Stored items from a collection
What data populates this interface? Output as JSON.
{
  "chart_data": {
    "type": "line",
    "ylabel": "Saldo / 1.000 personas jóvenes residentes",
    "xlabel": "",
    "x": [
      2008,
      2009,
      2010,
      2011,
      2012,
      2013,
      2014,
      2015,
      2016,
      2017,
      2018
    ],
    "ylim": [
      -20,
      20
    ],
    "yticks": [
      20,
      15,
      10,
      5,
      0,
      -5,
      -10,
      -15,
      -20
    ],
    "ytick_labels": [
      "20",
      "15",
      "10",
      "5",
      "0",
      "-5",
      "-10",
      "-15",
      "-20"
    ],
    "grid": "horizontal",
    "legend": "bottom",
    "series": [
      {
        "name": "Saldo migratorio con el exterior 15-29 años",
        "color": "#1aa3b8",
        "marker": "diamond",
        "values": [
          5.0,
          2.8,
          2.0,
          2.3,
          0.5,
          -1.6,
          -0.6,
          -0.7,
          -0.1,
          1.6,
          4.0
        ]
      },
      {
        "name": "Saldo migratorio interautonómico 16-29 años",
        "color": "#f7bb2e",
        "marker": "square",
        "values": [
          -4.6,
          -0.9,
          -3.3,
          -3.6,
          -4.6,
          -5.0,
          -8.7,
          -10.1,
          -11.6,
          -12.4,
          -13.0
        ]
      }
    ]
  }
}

AIM
Find all the lines containing "name" in the material, then copy them.

SOLUTION
        "name": "Saldo migratorio con el exterior 15-29 años",
        "name": "Saldo migratorio interautonómico 16-29 años",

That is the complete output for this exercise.